--- SHORT EXERCISE ---
Below are some records. Pull every line that contains the word "title".

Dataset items
○ ○ ○
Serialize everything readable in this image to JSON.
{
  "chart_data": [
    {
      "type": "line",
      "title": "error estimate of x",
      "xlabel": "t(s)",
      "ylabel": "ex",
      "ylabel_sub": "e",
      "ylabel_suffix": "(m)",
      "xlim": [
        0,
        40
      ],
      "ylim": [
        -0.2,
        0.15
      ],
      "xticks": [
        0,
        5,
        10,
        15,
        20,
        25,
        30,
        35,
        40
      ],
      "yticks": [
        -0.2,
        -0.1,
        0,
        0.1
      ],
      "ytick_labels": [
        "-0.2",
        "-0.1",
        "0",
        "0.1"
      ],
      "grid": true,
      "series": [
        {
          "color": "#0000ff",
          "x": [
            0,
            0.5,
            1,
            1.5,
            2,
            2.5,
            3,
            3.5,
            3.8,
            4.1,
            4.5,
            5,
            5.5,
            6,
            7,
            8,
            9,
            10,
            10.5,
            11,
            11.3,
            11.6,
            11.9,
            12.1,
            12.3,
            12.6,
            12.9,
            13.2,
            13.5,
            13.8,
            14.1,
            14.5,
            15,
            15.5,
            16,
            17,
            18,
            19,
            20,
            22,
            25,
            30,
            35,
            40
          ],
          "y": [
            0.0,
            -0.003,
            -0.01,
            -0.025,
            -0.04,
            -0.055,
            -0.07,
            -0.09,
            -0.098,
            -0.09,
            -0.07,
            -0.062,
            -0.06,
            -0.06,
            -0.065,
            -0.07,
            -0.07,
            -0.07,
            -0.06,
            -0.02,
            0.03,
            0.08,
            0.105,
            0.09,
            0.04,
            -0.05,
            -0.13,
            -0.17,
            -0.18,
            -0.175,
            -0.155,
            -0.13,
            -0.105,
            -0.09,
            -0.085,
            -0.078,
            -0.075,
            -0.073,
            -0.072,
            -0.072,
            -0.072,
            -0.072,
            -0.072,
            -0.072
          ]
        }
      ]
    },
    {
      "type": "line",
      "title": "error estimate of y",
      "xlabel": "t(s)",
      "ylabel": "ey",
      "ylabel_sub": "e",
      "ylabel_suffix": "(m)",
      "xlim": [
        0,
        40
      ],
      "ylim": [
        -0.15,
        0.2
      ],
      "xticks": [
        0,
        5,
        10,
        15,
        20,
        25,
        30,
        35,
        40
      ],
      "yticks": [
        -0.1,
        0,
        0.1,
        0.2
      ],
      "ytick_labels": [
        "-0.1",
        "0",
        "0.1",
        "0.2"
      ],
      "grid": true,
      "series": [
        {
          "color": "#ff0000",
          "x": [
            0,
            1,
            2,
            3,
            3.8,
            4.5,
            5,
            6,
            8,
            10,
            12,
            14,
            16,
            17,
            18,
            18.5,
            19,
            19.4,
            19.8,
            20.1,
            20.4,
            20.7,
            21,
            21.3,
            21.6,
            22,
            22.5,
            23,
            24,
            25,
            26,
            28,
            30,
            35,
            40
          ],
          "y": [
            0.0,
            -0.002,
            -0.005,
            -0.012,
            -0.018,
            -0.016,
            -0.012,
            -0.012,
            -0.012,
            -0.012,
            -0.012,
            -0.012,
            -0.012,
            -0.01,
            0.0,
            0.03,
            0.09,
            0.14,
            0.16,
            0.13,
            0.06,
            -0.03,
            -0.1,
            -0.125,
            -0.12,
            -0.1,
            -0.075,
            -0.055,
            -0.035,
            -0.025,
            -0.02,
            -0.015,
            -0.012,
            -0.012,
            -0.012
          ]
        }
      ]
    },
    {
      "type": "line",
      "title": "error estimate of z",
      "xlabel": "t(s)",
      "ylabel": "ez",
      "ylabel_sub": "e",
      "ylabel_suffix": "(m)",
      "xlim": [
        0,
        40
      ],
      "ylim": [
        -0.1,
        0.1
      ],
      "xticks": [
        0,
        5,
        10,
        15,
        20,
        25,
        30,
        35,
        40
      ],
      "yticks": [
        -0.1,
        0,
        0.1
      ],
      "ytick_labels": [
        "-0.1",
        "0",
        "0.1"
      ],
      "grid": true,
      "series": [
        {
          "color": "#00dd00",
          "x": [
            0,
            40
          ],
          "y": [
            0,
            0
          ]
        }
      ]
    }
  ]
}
○ ○ ○
--- RESULT OF THIS TASK ---
      "title": "error estimate of x",
      "title": "error estimate of y",
      "title": "error estimate of z",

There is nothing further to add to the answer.